(Dataset records)
════════

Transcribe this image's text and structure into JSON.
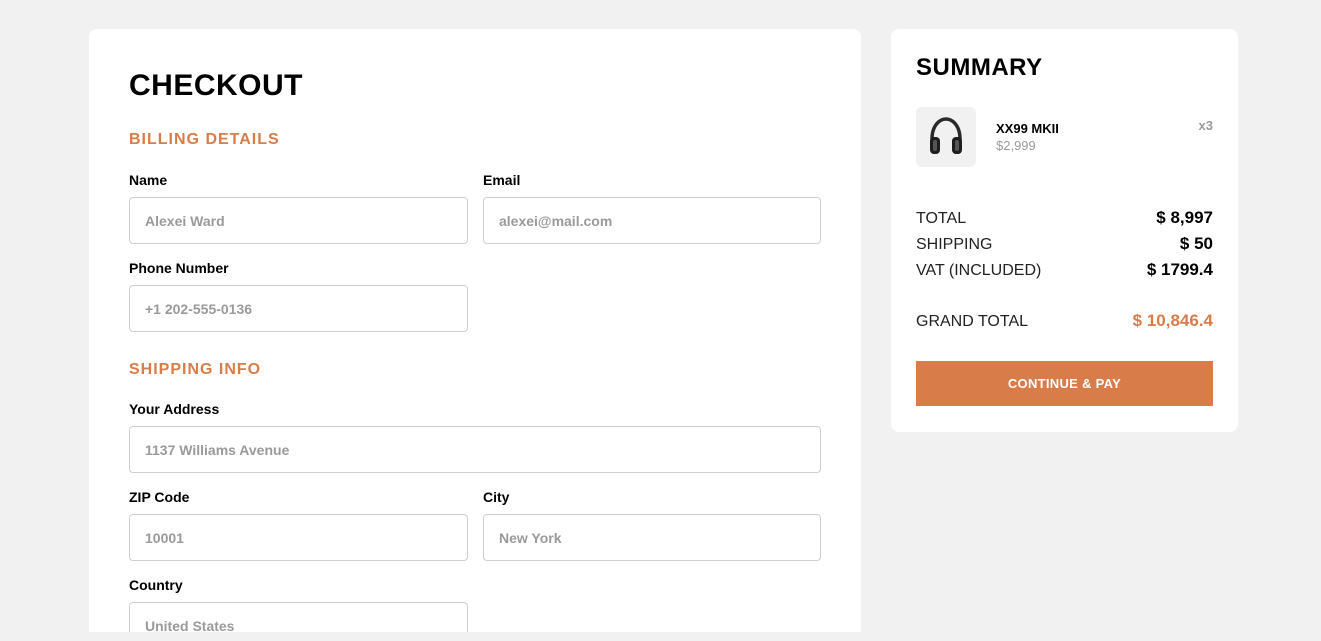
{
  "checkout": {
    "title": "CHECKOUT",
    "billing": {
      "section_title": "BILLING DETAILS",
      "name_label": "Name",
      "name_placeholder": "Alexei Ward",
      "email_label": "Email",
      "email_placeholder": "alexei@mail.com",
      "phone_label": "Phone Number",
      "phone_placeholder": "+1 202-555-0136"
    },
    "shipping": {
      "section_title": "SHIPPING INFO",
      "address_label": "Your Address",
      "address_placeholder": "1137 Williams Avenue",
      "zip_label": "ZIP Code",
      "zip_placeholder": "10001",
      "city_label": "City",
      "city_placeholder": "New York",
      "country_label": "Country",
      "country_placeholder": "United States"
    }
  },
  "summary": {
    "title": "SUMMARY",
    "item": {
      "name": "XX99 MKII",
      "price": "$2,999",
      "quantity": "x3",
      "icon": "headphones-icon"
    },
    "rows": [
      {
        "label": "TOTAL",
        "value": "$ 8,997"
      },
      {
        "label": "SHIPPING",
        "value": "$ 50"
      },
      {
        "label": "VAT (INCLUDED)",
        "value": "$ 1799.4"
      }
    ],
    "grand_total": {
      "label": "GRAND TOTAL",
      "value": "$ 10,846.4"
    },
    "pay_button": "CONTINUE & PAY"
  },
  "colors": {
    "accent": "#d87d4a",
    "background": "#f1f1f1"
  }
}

════════

#### Written problem:
Above are the records; reproduce them exactly and leave out the pictures.

#### Completed task:
Transcribe this image's text and structure into JSON.
{
  "checkout": {
    "title": "CHECKOUT",
    "billing": {
      "section_title": "BILLING DETAILS",
      "name_label": "Name",
      "name_placeholder": "Alexei Ward",
      "email_label": "Email",
      "email_placeholder": "alexei@mail.com",
      "phone_label": "Phone Number",
      "phone_placeholder": "+1 202-555-0136"
    },
    "shipping": {
      "section_title": "SHIPPING INFO",
      "address_label": "Your Address",
      "address_placeholder": "1137 Williams Avenue",
      "zip_label": "ZIP Code",
      "zip_placeholder": "10001",
      "city_label": "City",
      "city_placeholder": "New York",
      "country_label": "Country",
      "country_placeholder": "United States"
    }
  },
  "summary": {
    "title": "SUMMARY",
    "item": {
      "name": "XX99 MKII",
      "price": "$2,999",
      "quantity": "x3",
      "icon": "headphones-icon"
    },
    "rows": [
      {
        "label": "TOTAL",
        "value": "$ 8,997"
      },
      {
        "label": "SHIPPING",
        "value": "$ 50"
      },
      {
        "label": "VAT (INCLUDED)",
        "value": "$ 1799.4"
      }
    ],
    "grand_total": {
      "label": "GRAND TOTAL",
      "value": "$ 10,846.4"
    },
    "pay_button": "CONTINUE & PAY"
  },
  "colors": {
    "accent": "#d87d4a",
    "background": "#f1f1f1"
  }
}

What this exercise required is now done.